#### Task brief:
Rewrite the entries below, replacing every occurrence of "mode-title" with "mode-heading" and leaving all other text unchanged. Omit the pictures from the result.

#### Dataset:
********************
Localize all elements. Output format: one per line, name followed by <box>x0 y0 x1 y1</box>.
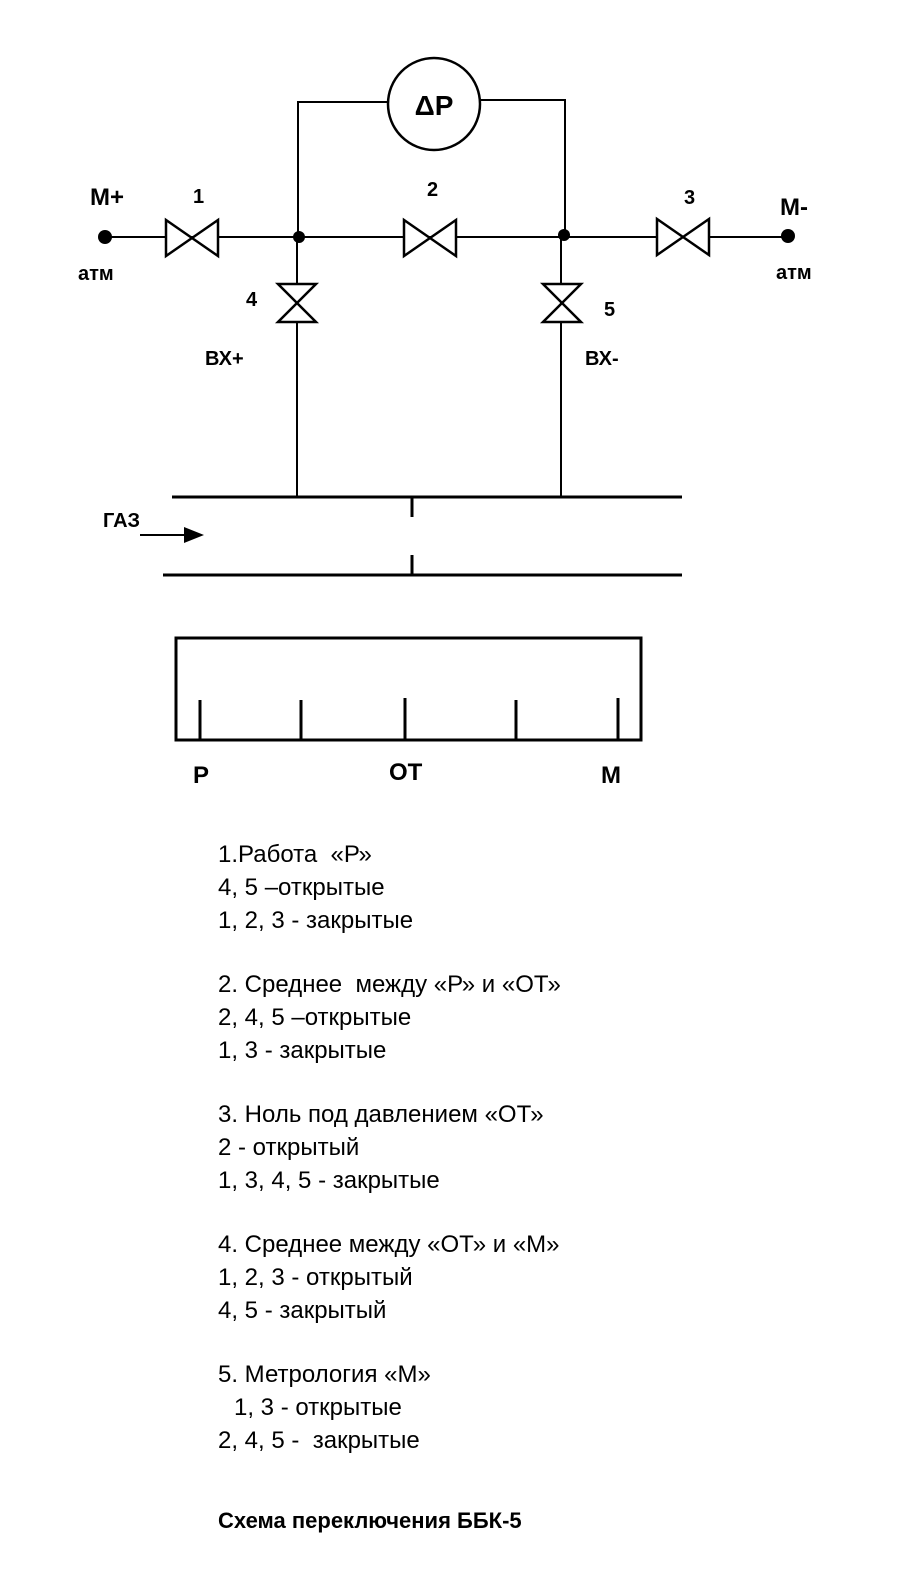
mode-closed-valves: 4, 5 - закрытый <box>218 1297 387 1324</box>
flow-arrow <box>140 527 204 543</box>
in-minus-label: ВХ- <box>585 348 619 370</box>
valve-1 <box>166 220 218 256</box>
mode-title: 3. Ноль под давлением «ОТ» <box>218 1101 544 1128</box>
mode-closed-valves: 2, 4, 5 - закрытые <box>218 1427 420 1454</box>
gas-label: ГАЗ <box>103 510 141 532</box>
position-label-m: М <box>601 762 621 789</box>
port-m-plus-dot <box>98 230 112 244</box>
mode-5 <box>218 1358 858 1457</box>
mode-closed-valves: 1, 3, 4, 5 - закрытые <box>218 1167 440 1194</box>
mode-closed-valves: 1, 2, 3 - закрытые <box>218 907 414 934</box>
valve-3-label: 3 <box>684 187 696 209</box>
gauge-line-right <box>480 100 565 237</box>
dp-gauge-label: ΔP <box>414 90 454 121</box>
mode-title: 5. Метрология «М» <box>218 1361 431 1388</box>
mode-title: 1.Работа «Р» <box>218 841 372 868</box>
valve-2-label: 2 <box>427 179 439 201</box>
junction-dot-left <box>293 231 305 243</box>
valve-4-label: 4 <box>246 289 258 311</box>
mode-title: 2. Среднее между «Р» и «ОТ» <box>218 971 561 998</box>
mode-list <box>218 838 858 1488</box>
port-m-minus-label: М- <box>780 194 808 221</box>
mode-open-valves: 1, 2, 3 - открытый <box>218 1264 413 1291</box>
switch-indicator <box>176 638 641 740</box>
mode-open-valves: 1, 3 - открытые <box>234 1394 402 1421</box>
mode-open-valves: 4, 5 –открытые <box>218 874 385 901</box>
diagram-caption: Схема переключения ББК-5 <box>218 1508 522 1533</box>
atm-right-label: атм <box>776 262 812 284</box>
mode-title: 4. Среднее между «ОТ» и «М» <box>218 1231 560 1258</box>
mode-open-valves: 2, 4, 5 –открытые <box>218 1004 412 1031</box>
valve-4 <box>278 284 316 322</box>
junction-dot-right <box>558 229 570 241</box>
mode-2 <box>218 968 858 1067</box>
valve-5-label: 5 <box>604 299 616 321</box>
position-label-ot: ОТ <box>389 759 423 786</box>
mode-4 <box>218 1228 858 1327</box>
mode-3 <box>218 1098 858 1197</box>
mode-open-valves: 2 - открытый <box>218 1134 360 1161</box>
valve-2 <box>404 220 456 256</box>
valve-1-label: 1 <box>193 186 205 208</box>
mode-1 <box>218 838 858 937</box>
mode-closed-valves: 1, 3 - закрытые <box>218 1037 387 1064</box>
in-plus-label: ВХ+ <box>205 348 244 370</box>
gauge-line-left <box>298 102 388 237</box>
valve-3 <box>657 219 709 255</box>
position-label-p: Р <box>193 762 210 789</box>
port-m-minus-dot <box>781 229 795 243</box>
port-m-plus-label: М+ <box>90 184 125 211</box>
dp-gauge <box>388 58 480 150</box>
atm-left-label: атм <box>78 263 114 285</box>
valve-5 <box>543 284 581 322</box>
********************
#### Correct answer:
Localize all elements. Output format: one per line, name followed by <box>x0 y0 x1 y1</box>.
mode-closed-valves: 4, 5 - закрытый <box>218 1297 387 1324</box>
flow-arrow <box>140 527 204 543</box>
in-minus-label: ВХ- <box>585 348 619 370</box>
valve-1 <box>166 220 218 256</box>
mode-heading: 3. Ноль под давлением «ОТ» <box>218 1101 544 1128</box>
mode-closed-valves: 2, 4, 5 - закрытые <box>218 1427 420 1454</box>
gas-label: ГАЗ <box>103 510 141 532</box>
position-label-m: М <box>601 762 621 789</box>
port-m-plus-dot <box>98 230 112 244</box>
mode-5 <box>218 1358 858 1457</box>
mode-closed-valves: 1, 3, 4, 5 - закрытые <box>218 1167 440 1194</box>
mode-closed-valves: 1, 2, 3 - закрытые <box>218 907 414 934</box>
valve-3-label: 3 <box>684 187 696 209</box>
gauge-line-right <box>480 100 565 237</box>
dp-gauge-label: ΔP <box>414 90 454 121</box>
mode-heading: 5. Метрология «М» <box>218 1361 431 1388</box>
mode-heading: 1.Работа «Р» <box>218 841 372 868</box>
valve-2-label: 2 <box>427 179 439 201</box>
junction-dot-left <box>293 231 305 243</box>
valve-4-label: 4 <box>246 289 258 311</box>
mode-heading: 2. Среднее между «Р» и «ОТ» <box>218 971 561 998</box>
mode-list <box>218 838 858 1488</box>
port-m-minus-label: М- <box>780 194 808 221</box>
mode-open-valves: 1, 2, 3 - открытый <box>218 1264 413 1291</box>
switch-indicator <box>176 638 641 740</box>
mode-open-valves: 1, 3 - открытые <box>234 1394 402 1421</box>
mode-open-valves: 4, 5 –открытые <box>218 874 385 901</box>
diagram-caption: Схема переключения ББК-5 <box>218 1508 522 1533</box>
atm-right-label: атм <box>776 262 812 284</box>
mode-heading: 4. Среднее между «ОТ» и «М» <box>218 1231 560 1258</box>
mode-open-valves: 2, 4, 5 –открытые <box>218 1004 412 1031</box>
valve-4 <box>278 284 316 322</box>
junction-dot-right <box>558 229 570 241</box>
mode-2 <box>218 968 858 1067</box>
valve-5-label: 5 <box>604 299 616 321</box>
position-label-ot: ОТ <box>389 759 423 786</box>
mode-4 <box>218 1228 858 1327</box>
mode-3 <box>218 1098 858 1197</box>
mode-open-valves: 2 - открытый <box>218 1134 360 1161</box>
valve-2 <box>404 220 456 256</box>
valve-1-label: 1 <box>193 186 205 208</box>
mode-1 <box>218 838 858 937</box>
mode-closed-valves: 1, 3 - закрытые <box>218 1037 387 1064</box>
in-plus-label: ВХ+ <box>205 348 244 370</box>
gauge-line-left <box>298 102 388 237</box>
valve-3 <box>657 219 709 255</box>
position-label-p: Р <box>193 762 210 789</box>
port-m-minus-dot <box>781 229 795 243</box>
port-m-plus-label: М+ <box>90 184 125 211</box>
dp-gauge <box>388 58 480 150</box>
atm-left-label: атм <box>78 263 114 285</box>
valve-5 <box>543 284 581 322</box>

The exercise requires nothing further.